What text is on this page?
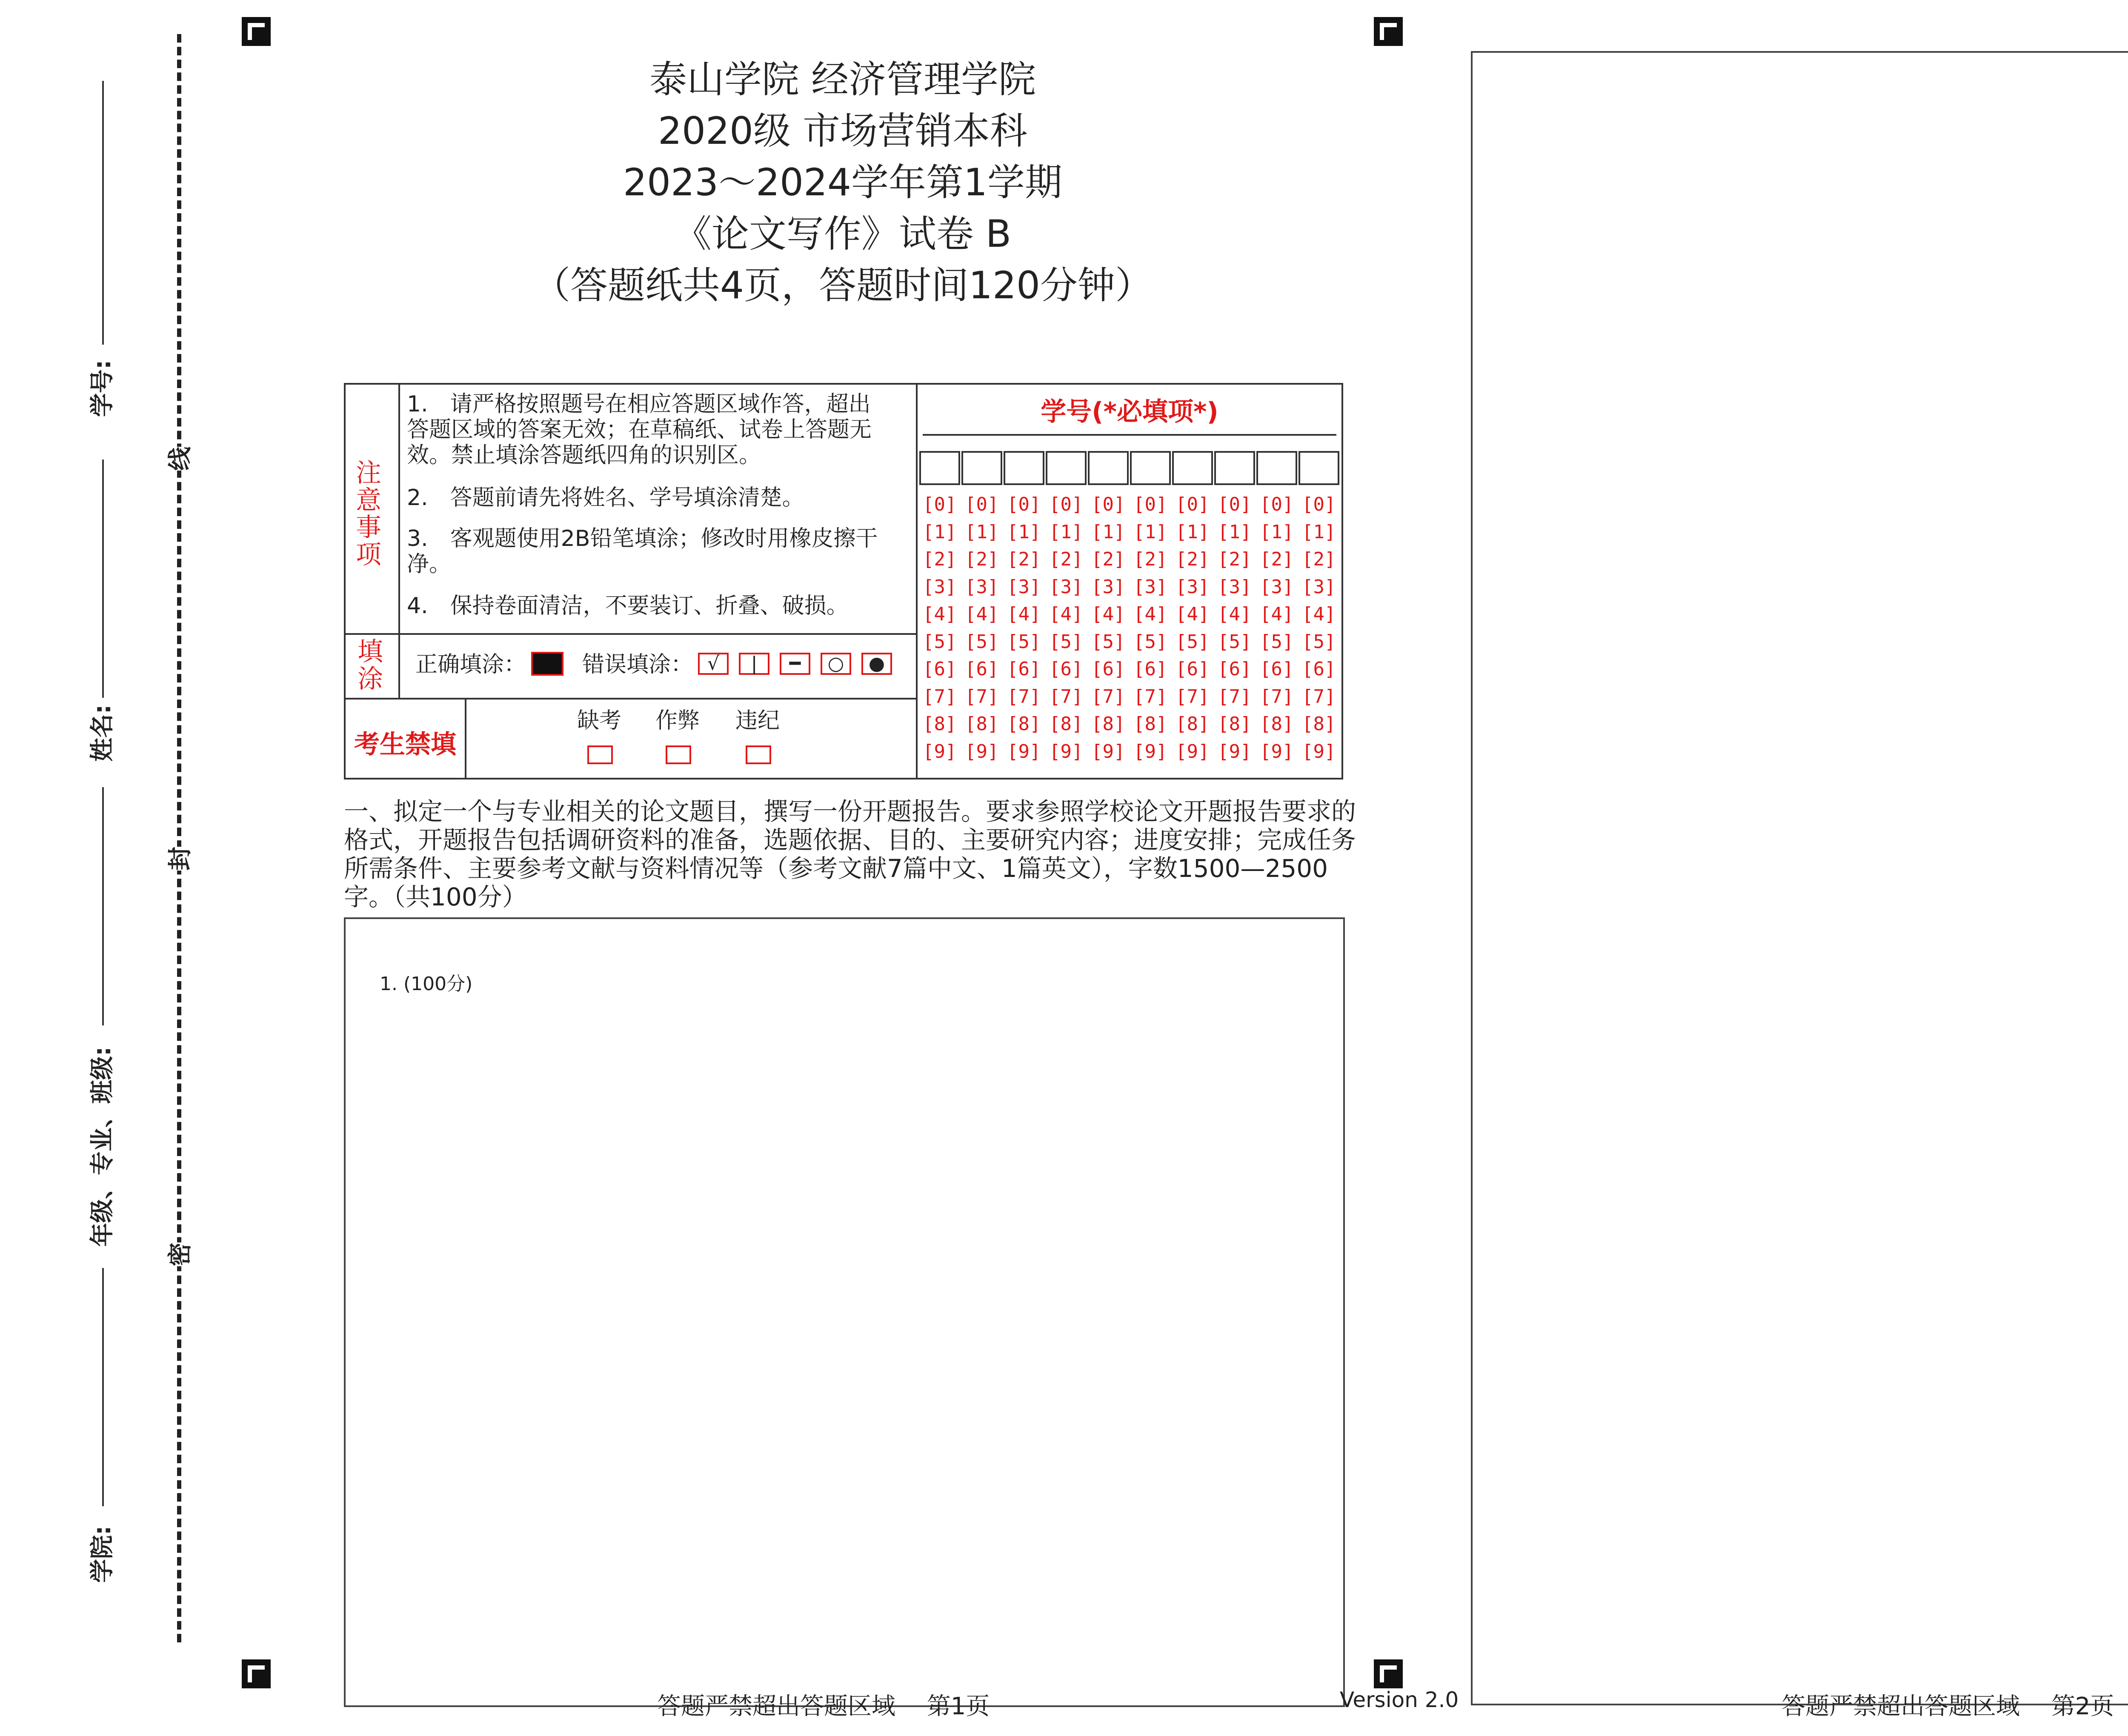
学号:
姓名:
年级、专业、班级:
学院:
线
封
密
泰山学院 经济管理学院
2020级 市场营销本科
2023～2024学年第1学期
《论文写作》试卷 B
（答题纸共4页，答题时间120分钟）
注意事项
1.　请严格按照题号在相应答题区域作答，超出答题区域的答案无效；在草稿纸、试卷上答题无效。禁止填涂答题纸四角的识别区。
2.　答题前请先将姓名、学号填涂清楚。
3.　客观题使用2B铅笔填涂；修改时用橡皮擦干净。
4.　保持卷面清洁，不要装订、折叠、破损。
填涂 正确填涂：	错误填涂： √	|	━	○	●
考生禁填
缺考 作弊 违纪
学号(*必填项*)
[0] [0] [0] [0] [0] [0] [0] [0] [0] [0]
[1] [1] [1] [1] [1] [1] [1] [1] [1] [1]
[2] [2] [2] [2] [2] [2] [2] [2] [2] [2]
[3] [3] [3] [3] [3] [3] [3] [3] [3] [3]
[4] [4] [4] [4] [4] [4] [4] [4] [4] [4]
[5] [5] [5] [5] [5] [5] [5] [5] [5] [5]
[6] [6] [6] [6] [6] [6] [6] [6] [6] [6]
[7] [7] [7] [7] [7] [7] [7] [7] [7] [7]
[8] [8] [8] [8] [8] [8] [8] [8] [8] [8]
[9] [9] [9] [9] [9] [9] [9] [9] [9] [9]
一、拟定一个与专业相关的论文题目，撰写一份开题报告。要求参照学校论文开题报告要求的格式，开题报告包括调研资料的准备，选题依据、目的、主要研究内容；进度安排；完成任务所需条件、主要参考文献与资料情况等（参考文献7篇中文、1篇英文），字数1500—2500字。（共100分）
1. (100分)
答题严禁超出答题区域　 第1页	Version 2.0	答题严禁超出答题区域　 第2页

Given request:
Copy out the data above exactly, except the pictures.

Exercise result:
What text is on this page?
学号:
姓名:
年级、专业、班级:
学院:
线
封
密
泰山学院 经济管理学院
2020级 市场营销本科
2023～2024学年第1学期
《论文写作》试卷 B
（答题纸共4页，答题时间120分钟）
注意事项
1.　请严格按照题号在相应答题区域作答，超出答题区域的答案无效；在草稿纸、试卷上答题无效。禁止填涂答题纸四角的识别区。
2.　答题前请先将姓名、学号填涂清楚。
3.　客观题使用2B铅笔填涂；修改时用橡皮擦干净。
4.　保持卷面清洁，不要装订、折叠、破损。
填涂 正确填涂：	错误填涂： √	|	━	○	●
考生禁填
缺考 作弊 违纪
学号(*必填项*)
[0] [0] [0] [0] [0] [0] [0] [0] [0] [0]
[1] [1] [1] [1] [1] [1] [1] [1] [1] [1]
[2] [2] [2] [2] [2] [2] [2] [2] [2] [2]
[3] [3] [3] [3] [3] [3] [3] [3] [3] [3]
[4] [4] [4] [4] [4] [4] [4] [4] [4] [4]
[5] [5] [5] [5] [5] [5] [5] [5] [5] [5]
[6] [6] [6] [6] [6] [6] [6] [6] [6] [6]
[7] [7] [7] [7] [7] [7] [7] [7] [7] [7]
[8] [8] [8] [8] [8] [8] [8] [8] [8] [8]
[9] [9] [9] [9] [9] [9] [9] [9] [9] [9]
一、拟定一个与专业相关的论文题目，撰写一份开题报告。要求参照学校论文开题报告要求的格式，开题报告包括调研资料的准备，选题依据、目的、主要研究内容；进度安排；完成任务所需条件、主要参考文献与资料情况等（参考文献7篇中文、1篇英文），字数1500—2500字。（共100分）
1. (100分)
答题严禁超出答题区域　 第1页	Version 2.0	答题严禁超出答题区域　 第2页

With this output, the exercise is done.